• _Prompt_
Can you find the lines of the listing that include "排除B项" and copy every one?

• _Data records_
══════════

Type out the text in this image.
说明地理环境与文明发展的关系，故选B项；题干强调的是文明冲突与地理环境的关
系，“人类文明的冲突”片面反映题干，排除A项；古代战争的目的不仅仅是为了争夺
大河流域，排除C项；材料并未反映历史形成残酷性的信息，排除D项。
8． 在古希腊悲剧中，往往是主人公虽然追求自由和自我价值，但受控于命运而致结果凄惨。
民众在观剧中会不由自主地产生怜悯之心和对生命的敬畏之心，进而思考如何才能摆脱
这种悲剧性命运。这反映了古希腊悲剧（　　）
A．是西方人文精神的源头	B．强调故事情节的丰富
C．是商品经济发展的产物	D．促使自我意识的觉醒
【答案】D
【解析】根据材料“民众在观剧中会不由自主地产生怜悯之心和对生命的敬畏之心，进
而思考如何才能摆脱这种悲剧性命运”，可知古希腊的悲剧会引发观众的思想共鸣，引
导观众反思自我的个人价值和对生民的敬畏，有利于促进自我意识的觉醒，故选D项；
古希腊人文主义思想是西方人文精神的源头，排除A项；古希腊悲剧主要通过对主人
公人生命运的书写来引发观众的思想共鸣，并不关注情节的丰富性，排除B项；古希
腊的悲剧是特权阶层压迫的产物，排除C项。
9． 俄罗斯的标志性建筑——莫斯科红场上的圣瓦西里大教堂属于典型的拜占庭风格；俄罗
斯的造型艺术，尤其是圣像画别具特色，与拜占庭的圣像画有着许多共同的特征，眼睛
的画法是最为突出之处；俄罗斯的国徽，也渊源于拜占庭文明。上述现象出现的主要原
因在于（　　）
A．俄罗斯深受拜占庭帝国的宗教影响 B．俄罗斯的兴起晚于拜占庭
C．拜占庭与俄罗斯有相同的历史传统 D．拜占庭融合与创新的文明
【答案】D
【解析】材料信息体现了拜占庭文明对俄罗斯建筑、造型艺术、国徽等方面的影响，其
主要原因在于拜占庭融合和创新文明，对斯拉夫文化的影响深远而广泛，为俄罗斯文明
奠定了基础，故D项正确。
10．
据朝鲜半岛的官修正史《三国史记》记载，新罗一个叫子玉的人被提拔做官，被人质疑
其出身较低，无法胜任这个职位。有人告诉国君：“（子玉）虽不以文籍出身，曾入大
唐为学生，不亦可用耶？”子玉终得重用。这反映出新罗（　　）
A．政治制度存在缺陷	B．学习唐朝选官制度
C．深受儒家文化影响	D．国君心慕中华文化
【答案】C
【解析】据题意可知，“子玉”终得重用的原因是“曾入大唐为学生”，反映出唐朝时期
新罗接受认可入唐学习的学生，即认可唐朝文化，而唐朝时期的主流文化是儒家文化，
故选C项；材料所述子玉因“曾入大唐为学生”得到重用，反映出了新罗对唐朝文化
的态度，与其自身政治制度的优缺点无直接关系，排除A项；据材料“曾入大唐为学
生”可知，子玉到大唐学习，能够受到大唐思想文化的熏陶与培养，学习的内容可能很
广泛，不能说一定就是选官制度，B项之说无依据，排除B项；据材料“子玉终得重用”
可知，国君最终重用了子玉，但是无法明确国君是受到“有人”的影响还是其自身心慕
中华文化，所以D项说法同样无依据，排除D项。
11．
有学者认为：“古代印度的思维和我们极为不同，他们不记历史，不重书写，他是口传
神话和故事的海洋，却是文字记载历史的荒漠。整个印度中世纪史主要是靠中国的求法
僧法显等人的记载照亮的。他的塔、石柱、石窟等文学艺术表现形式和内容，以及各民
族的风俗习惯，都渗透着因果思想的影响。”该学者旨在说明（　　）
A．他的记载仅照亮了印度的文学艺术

══════════

• _Answer_
公人生命运的书写来引发观众的思想共鸣，并不关注情节的丰富性，排除B项；古希
广泛，不能说一定就是选官制度，B项之说无依据，排除B项；据材料“子玉终得重用”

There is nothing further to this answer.